What to do:
A. Decide whether each statement agrees with the passage on government support for manufacturing, answering yes or no and quoting the deciding words: (i) the AfCFTA will enter into force in July 2020; (ii) municipalities and SOEs always implement designation; (iii) National Treasury estimated that manufacturing could grow by as high as 3.9% over the long term.
B. Carry on the passage on government support for manufacturing, beginning right after its final sentence.

6. Other actions that could be taken by the Government to assist

  • National Treasury, in its recent Economic Strategy for South Africa Paper, estimated that manufacturing could grow by as high as 3.9% over the short term and 4% over the long term with the right policy approach. I would encourage SEIFSA to review and comment on this paper.
  • In this context, potential areas of Government support include:
    • The Sectoral Master Plan for the Steel & Metals Sector is in the process of being concluded between the Department of Trade, Industry and Competition and industry. This should be encouraged, considering the success of interventions
      such as the Automotive Production and Development Programme – generally seen as a successful example of state support and intervention.
    • Steel products and components for construction are designated by government, meaning that designated sectors’ goods must be manufactured locally. [However, designation is not always implemented by municipalities and SOEs. Consequently, the success story on the Competitive Supplier Development Programme by Eskom and Transnet, for example, is limited. This needs to be addressed and Business has tabled this for consideration by the Minister of Trade, Industry and Competition.]
    • The decline in the Infrastructure Spend Programme arising from the fiscal crunch has resulted in a significant reduction in construction activity, including the demise of a number of large South African construction companies. Government action to invest effectively in infrastructure is critical.
    • To improve the potential of Special Economic Zones (“SEZs”) to incentivise investment.
    • The Chinese interest in and commitment to Africa presents both an opportunity and a threat. To ensure that local businesses and skills development are not prejudiced, Government needs to explicitly prioritise the use of local skills, contractors and engineers and complies with designation of inputs in local projects.
    • The African Continental Free Trade Agreement (“AfCFTA”) has been signed and will enter into force in July 2020. The AfCFTA represents a significant opportunity for South African business. Regional growth opportunities should be harnessed to promote export growth, and , as Minister stressed, the AfCFTA may provide a much-needed boost to South Africa’s manufacturing sector.

Element box records:
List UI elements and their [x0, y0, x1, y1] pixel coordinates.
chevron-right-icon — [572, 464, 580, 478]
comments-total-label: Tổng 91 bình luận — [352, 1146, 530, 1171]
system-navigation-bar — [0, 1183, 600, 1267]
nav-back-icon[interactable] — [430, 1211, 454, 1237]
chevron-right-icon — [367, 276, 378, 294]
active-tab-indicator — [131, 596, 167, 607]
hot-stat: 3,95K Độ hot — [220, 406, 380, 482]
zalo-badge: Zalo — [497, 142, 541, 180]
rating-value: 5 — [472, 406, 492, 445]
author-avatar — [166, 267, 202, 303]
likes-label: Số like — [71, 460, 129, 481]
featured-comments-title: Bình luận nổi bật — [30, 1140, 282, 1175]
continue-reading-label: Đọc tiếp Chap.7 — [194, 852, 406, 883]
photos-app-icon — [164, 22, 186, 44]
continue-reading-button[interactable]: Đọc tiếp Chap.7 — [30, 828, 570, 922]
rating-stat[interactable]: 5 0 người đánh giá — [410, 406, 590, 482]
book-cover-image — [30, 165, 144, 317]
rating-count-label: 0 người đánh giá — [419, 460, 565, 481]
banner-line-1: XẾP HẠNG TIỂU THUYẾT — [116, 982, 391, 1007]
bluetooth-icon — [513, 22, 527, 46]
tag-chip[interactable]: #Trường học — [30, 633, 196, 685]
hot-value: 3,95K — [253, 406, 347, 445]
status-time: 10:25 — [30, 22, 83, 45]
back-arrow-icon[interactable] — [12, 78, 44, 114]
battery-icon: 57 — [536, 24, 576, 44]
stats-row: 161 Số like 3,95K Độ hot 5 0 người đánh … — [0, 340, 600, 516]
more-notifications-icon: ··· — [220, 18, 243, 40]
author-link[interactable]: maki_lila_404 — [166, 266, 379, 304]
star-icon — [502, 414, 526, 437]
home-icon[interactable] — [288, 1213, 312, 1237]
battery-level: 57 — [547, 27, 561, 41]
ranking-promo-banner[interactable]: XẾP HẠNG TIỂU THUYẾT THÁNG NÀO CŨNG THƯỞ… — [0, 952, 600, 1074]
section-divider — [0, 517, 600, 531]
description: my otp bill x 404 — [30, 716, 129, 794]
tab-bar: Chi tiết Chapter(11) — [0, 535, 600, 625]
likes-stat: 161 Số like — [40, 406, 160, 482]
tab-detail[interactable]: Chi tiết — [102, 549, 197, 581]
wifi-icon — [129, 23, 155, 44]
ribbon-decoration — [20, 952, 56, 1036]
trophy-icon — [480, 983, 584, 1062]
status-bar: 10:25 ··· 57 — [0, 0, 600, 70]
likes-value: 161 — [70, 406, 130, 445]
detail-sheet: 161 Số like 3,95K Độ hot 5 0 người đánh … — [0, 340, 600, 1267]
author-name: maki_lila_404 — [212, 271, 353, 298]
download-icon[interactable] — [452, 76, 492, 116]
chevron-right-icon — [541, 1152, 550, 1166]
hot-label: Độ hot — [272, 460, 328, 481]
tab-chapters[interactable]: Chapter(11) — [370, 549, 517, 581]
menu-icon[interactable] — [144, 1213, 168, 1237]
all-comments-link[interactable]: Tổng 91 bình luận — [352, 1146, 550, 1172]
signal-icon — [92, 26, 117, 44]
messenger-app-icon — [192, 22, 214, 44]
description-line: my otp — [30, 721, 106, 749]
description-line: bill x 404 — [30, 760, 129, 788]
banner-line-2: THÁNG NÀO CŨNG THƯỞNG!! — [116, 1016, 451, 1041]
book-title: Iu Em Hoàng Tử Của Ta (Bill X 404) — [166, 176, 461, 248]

The answers:
A.
(i) Yes: "has been signed and will enter into force in July 2020"
(ii) No: "designation is not always implemented by municipalities and SOEs"
(iii) No: "3.9% over the short term and 4% over the long term"

B.
  • [To support and encourage the aforementioned areas, BUSA have agreed to participate in various structures recently established by Minister Patel, including:
    • The SEZ Reference Group;
    • A Ministerial Export Promotion Panel;
    • The National Committee on the African Continental Free Trade Agreement; and
    • A Committee on Digital Trade.]
  • Non-tariff barriers in the form of transport and logistics bottlenecks, customs barriers and high port charges, etc. also need to be addressed across the region to fully exploit the potential benefits of regional integration. On this, BUSA has established a BUSA /Transnet working group and has commenced engagements with Government in the context of the Ports Charges Joint Committee (led by BUSA and the DTIC) to explore ways of reducing ports charges to render exports more competitive.

7. Conclusion

  • It is critical that all stakeholders recognise that economic growth is the most effective instrument to address South Africa’s challenges.
  • As I have said, whilst the private and public sectors are collectively looking to drive growth and attract investment, it is in fact private sector investment that is the key lever to delivers sustainable and inclusive growth given public sector constraints.
  • As the apex body for organised business in South Africa, BUSA believes that it is our responsibility to take the lead on behalf of and alongside our members, such as SEIFSA, in defining how business can maximise its contribution and, together with our partners in labour and government, ensure we deliver on South Africa’s undoubted potential, despite the current challenges.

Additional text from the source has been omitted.